# Set exercise
Show all lines holding "long".

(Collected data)
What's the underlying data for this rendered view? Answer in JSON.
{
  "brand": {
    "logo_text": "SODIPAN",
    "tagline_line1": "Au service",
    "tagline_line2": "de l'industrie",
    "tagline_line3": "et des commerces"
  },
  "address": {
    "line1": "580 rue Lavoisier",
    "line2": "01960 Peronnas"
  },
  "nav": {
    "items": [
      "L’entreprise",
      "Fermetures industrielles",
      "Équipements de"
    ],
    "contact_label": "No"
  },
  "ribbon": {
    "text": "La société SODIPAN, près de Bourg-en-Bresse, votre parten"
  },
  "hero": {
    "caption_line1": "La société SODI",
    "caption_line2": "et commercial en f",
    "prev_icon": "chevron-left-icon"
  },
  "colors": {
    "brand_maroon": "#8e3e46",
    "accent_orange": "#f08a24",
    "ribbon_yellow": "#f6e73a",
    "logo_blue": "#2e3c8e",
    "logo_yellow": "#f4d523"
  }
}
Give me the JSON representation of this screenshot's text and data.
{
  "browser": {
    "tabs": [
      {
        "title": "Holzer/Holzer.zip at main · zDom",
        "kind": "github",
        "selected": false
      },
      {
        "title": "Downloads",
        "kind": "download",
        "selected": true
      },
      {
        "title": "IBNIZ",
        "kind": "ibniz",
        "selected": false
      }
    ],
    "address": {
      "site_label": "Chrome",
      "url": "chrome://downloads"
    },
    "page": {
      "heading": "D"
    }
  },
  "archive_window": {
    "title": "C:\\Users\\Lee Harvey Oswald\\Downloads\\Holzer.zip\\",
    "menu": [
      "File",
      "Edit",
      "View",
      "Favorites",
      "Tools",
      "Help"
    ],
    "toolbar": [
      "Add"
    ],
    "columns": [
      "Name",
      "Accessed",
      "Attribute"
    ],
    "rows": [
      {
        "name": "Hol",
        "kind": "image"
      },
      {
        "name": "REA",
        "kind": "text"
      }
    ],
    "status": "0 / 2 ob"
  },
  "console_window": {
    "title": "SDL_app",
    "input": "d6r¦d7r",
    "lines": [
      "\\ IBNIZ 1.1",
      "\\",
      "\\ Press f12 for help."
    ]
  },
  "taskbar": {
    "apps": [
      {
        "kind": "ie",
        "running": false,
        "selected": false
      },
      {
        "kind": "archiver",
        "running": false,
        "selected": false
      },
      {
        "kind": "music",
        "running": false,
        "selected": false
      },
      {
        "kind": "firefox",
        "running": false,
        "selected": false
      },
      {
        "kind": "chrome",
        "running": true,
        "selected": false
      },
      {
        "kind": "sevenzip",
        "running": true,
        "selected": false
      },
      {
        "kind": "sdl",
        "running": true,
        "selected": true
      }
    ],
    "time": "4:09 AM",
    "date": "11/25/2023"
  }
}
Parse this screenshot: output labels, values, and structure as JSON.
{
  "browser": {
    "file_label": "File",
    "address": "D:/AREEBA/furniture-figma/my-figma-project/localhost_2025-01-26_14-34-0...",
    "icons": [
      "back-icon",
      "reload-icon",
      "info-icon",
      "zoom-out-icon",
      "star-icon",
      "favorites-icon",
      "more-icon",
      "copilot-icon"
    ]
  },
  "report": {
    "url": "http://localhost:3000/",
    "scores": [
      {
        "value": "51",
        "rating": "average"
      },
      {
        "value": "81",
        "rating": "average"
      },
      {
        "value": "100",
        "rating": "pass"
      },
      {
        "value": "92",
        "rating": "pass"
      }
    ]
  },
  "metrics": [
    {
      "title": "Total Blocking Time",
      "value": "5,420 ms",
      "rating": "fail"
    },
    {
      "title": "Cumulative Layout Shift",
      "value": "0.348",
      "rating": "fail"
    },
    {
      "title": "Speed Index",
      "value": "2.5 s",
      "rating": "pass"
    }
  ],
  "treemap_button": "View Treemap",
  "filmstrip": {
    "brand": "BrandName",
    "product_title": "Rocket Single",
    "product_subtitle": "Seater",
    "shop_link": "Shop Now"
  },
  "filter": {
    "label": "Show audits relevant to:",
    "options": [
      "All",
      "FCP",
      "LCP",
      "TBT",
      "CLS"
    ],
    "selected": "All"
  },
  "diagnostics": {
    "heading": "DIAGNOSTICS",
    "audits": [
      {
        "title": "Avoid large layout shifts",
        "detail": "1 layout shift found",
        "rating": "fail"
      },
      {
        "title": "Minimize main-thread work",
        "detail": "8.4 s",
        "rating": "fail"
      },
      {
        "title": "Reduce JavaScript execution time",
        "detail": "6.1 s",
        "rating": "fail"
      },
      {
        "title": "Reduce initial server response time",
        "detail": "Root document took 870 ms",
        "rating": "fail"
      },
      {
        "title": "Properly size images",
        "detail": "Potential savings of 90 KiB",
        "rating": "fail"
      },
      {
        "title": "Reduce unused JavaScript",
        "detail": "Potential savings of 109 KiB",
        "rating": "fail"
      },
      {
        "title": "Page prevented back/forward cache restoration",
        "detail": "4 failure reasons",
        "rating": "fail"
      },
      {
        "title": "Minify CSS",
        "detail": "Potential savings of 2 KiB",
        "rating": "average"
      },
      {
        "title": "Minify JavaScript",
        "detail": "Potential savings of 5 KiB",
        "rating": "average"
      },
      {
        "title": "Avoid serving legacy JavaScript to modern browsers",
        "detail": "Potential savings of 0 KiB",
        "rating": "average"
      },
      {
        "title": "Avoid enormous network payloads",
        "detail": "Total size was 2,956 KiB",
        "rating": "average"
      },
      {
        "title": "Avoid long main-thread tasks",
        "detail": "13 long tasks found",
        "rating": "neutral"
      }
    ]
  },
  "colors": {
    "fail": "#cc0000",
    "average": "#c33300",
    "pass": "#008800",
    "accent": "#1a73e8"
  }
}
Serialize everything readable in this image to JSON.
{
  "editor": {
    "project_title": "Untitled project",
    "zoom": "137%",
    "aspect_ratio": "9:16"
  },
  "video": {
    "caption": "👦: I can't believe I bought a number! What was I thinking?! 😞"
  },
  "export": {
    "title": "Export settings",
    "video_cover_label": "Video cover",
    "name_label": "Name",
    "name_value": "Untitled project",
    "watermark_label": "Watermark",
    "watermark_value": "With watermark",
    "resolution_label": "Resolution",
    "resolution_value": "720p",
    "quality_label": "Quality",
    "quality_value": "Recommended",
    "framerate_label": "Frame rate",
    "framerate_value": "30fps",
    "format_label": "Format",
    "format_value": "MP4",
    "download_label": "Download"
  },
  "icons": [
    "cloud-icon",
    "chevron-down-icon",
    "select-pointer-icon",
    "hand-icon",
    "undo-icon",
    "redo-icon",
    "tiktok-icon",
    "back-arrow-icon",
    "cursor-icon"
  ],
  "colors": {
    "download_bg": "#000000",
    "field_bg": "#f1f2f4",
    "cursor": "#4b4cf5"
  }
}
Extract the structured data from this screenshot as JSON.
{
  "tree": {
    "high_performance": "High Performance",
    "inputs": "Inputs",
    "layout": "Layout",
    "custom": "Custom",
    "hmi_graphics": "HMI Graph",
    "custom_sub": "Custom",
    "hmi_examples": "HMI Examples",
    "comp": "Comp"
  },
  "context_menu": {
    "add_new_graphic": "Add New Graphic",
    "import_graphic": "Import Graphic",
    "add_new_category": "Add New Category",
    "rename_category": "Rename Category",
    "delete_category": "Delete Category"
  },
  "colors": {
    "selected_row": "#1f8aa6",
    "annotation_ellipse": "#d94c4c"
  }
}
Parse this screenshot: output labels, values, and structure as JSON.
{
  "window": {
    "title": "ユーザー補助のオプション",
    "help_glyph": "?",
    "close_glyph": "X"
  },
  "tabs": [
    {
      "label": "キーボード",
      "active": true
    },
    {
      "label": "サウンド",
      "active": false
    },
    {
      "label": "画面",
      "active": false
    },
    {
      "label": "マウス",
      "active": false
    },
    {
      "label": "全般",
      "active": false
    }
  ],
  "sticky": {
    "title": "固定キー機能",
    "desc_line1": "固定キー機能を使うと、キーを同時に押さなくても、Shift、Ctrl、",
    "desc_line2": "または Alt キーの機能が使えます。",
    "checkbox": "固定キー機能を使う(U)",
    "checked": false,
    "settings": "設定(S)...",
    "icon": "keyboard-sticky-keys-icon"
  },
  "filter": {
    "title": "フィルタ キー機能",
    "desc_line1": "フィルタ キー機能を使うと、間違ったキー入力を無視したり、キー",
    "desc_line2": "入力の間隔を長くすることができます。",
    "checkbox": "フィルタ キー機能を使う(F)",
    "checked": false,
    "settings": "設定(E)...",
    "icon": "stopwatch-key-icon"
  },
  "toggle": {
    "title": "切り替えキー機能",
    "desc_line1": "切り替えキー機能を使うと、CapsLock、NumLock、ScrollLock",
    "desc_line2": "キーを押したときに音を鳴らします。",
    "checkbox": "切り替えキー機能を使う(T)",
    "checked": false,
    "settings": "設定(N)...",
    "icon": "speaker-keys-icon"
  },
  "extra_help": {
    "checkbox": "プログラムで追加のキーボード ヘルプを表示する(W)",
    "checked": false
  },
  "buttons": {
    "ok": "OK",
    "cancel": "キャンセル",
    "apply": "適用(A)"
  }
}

# Answer to the task
        "title": "Avoid long main-thread tasks",
        "detail": "13 long tasks found",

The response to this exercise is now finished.